- _REQUEST_: Scan each line of the records for the word "popout" and extract the ones that have it.

[START OF RECORDS PROVIDED]

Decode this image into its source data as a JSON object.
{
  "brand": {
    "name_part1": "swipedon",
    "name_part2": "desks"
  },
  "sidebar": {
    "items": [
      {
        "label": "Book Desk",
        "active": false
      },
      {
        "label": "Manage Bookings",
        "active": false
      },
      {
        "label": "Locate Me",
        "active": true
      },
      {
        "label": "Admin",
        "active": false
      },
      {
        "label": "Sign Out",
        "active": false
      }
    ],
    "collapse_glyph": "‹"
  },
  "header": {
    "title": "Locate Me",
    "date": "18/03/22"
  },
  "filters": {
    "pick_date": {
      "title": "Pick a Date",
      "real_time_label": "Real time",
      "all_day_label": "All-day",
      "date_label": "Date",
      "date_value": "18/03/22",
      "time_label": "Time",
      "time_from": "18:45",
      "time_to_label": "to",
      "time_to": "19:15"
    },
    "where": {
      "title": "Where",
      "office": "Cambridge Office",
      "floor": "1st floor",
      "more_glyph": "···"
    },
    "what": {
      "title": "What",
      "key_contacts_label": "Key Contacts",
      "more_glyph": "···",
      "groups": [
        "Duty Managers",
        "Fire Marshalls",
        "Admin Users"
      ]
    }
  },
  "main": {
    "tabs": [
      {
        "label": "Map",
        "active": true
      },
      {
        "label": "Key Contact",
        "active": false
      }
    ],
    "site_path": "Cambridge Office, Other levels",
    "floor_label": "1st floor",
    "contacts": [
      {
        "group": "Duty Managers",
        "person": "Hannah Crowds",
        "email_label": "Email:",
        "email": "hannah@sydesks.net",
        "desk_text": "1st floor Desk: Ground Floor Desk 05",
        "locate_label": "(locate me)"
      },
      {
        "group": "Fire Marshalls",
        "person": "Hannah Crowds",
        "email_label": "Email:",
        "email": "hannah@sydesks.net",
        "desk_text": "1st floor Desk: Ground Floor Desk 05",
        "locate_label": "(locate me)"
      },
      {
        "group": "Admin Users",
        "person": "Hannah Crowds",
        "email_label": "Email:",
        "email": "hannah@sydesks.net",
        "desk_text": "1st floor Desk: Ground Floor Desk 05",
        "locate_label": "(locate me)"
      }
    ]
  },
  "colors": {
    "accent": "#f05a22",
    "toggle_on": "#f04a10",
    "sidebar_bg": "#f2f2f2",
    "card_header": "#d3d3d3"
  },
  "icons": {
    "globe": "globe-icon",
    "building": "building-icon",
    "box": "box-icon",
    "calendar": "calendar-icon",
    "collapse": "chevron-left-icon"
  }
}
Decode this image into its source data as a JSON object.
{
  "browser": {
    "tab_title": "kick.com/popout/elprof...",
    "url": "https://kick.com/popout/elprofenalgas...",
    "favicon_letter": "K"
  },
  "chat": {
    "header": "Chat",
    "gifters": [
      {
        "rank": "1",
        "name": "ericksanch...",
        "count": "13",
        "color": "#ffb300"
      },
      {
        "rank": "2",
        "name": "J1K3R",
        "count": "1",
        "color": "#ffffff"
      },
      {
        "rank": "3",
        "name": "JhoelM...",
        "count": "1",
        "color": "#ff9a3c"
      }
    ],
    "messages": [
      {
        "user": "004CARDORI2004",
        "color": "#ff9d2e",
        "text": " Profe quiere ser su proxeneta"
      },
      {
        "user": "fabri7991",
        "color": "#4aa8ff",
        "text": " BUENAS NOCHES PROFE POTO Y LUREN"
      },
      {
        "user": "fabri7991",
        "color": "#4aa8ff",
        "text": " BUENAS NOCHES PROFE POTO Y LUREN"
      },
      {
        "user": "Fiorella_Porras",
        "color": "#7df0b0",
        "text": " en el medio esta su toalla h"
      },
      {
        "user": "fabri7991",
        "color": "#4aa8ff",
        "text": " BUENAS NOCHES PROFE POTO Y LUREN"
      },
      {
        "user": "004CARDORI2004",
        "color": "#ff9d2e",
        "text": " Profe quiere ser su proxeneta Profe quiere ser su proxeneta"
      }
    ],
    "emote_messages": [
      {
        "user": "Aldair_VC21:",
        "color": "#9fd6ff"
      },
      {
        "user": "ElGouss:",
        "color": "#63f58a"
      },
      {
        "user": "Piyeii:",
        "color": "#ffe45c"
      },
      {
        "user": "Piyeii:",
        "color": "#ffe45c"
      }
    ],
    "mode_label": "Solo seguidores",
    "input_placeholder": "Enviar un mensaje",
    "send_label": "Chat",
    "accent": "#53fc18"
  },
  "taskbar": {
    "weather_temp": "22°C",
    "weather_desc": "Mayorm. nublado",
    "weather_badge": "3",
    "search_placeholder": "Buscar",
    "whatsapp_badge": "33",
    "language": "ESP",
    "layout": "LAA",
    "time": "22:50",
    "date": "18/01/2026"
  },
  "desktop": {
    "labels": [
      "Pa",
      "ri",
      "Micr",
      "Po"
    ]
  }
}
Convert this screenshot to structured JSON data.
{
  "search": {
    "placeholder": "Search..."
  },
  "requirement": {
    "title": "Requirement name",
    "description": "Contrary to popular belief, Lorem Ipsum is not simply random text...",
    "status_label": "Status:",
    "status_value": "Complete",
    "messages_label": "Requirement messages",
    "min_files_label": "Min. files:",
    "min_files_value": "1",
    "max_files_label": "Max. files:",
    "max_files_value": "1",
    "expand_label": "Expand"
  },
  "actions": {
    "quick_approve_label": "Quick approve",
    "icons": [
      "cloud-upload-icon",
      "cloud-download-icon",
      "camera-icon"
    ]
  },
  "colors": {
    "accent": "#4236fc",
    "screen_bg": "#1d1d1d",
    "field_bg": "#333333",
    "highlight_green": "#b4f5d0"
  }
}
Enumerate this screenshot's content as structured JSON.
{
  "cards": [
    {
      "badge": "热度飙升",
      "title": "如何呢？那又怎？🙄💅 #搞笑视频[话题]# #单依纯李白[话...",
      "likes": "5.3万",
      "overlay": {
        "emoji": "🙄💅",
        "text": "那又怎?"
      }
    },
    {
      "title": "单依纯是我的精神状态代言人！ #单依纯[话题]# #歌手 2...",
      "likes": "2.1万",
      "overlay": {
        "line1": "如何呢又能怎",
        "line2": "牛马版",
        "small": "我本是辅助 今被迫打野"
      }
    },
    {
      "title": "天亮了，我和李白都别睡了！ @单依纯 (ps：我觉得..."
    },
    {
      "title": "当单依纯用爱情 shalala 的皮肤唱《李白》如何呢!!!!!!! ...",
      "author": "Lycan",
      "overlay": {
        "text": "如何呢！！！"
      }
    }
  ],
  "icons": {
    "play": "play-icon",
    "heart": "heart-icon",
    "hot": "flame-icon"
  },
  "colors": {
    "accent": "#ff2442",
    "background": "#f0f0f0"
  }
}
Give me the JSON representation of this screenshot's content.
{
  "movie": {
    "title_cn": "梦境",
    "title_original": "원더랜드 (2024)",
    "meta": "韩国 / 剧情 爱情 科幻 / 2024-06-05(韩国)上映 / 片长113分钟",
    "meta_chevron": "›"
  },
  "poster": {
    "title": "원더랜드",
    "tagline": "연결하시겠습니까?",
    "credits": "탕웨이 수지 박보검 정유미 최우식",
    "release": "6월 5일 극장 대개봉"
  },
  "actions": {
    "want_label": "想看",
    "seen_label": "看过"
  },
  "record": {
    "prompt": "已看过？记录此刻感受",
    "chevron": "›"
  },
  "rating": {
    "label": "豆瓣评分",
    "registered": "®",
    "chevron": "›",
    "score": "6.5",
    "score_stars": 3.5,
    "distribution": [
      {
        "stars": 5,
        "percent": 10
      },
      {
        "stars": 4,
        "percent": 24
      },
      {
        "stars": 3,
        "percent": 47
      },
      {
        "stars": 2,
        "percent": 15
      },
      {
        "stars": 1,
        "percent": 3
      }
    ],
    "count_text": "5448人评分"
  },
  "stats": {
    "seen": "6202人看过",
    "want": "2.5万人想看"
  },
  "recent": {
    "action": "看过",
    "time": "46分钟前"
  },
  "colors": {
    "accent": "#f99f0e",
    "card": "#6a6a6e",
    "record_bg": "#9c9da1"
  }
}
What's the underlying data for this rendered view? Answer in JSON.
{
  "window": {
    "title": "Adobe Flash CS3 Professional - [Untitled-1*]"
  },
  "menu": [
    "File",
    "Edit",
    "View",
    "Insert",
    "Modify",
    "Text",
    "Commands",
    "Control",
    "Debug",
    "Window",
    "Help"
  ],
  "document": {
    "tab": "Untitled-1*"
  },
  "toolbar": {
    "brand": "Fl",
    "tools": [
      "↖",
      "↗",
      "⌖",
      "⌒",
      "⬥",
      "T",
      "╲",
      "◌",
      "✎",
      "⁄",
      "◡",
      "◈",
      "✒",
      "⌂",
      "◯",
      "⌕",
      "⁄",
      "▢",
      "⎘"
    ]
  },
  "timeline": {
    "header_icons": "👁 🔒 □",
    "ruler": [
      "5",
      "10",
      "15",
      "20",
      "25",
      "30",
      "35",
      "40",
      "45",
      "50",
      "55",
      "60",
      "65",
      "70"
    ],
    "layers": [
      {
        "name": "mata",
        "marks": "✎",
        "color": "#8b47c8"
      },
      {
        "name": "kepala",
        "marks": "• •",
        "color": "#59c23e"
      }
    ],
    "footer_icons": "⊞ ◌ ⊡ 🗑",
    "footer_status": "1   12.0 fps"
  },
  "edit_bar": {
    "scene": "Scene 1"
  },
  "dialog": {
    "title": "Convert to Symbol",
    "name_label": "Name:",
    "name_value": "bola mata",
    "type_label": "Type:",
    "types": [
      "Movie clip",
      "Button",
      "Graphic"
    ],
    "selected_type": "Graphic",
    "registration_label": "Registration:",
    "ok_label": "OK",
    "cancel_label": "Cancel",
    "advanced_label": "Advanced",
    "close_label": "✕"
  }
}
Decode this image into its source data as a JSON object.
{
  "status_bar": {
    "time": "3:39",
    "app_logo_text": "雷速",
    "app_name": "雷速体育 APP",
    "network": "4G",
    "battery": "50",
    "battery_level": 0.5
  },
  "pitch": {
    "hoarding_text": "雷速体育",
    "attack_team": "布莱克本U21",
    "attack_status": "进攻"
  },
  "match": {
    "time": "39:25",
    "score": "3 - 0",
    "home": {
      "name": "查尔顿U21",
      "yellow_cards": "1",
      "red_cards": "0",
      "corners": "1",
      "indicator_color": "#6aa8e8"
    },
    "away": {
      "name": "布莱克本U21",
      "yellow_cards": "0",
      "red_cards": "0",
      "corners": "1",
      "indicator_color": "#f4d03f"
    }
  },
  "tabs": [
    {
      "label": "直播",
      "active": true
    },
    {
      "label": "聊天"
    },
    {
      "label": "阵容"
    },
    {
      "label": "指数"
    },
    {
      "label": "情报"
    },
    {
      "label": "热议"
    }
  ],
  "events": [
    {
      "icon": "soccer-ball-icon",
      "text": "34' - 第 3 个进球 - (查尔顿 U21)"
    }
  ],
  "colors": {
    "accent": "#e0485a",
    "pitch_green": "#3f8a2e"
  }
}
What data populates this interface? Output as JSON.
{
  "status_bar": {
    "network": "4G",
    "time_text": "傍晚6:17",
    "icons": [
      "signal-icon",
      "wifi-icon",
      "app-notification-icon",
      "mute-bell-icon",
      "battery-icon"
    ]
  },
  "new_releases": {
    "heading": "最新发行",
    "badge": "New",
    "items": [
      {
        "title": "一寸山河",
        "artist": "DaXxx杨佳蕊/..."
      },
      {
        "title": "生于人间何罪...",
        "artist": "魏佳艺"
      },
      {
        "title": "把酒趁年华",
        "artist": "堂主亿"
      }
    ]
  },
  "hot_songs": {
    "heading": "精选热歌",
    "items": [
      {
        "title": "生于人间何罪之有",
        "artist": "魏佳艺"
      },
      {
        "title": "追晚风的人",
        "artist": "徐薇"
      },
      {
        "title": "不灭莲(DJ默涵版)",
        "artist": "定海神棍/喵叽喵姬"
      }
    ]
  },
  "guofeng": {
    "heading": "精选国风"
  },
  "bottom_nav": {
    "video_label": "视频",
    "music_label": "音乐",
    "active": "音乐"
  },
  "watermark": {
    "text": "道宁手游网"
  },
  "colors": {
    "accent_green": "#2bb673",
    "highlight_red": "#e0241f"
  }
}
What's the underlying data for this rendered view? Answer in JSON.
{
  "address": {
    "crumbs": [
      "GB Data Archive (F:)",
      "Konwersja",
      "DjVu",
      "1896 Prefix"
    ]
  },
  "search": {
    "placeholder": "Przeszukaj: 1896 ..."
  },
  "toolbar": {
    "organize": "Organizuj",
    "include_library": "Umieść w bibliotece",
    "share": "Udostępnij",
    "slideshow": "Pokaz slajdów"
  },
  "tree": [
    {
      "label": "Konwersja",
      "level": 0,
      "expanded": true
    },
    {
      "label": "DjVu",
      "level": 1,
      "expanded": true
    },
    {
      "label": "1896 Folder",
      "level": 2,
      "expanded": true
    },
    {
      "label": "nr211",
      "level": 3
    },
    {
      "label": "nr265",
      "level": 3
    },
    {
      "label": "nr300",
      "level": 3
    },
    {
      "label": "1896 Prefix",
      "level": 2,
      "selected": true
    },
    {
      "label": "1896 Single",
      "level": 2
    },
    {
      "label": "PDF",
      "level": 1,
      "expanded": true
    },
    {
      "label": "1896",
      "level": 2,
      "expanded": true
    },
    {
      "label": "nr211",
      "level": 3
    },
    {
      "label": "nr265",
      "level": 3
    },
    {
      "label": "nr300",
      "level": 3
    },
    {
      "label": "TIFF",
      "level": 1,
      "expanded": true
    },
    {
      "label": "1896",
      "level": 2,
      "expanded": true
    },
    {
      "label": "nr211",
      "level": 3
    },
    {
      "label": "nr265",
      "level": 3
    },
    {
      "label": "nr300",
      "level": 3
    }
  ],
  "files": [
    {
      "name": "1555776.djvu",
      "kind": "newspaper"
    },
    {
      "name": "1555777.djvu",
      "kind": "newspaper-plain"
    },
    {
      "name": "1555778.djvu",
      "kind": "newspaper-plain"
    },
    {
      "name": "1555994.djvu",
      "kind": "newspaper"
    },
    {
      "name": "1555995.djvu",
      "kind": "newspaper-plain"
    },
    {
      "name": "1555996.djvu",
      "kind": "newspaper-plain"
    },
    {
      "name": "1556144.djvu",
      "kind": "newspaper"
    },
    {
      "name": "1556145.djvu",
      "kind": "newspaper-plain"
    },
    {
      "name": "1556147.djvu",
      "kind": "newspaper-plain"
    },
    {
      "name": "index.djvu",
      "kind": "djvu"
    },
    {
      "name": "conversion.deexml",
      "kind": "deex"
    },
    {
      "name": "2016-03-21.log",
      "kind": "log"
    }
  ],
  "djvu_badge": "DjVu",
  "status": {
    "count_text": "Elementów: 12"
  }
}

[END OF RECORDS PROVIDED]

- _CORRECT RESULT_:
    "tab_title": "kick.com/popout/elprof...",
    "url": "https://kick.com/popout/elprofenalgas...",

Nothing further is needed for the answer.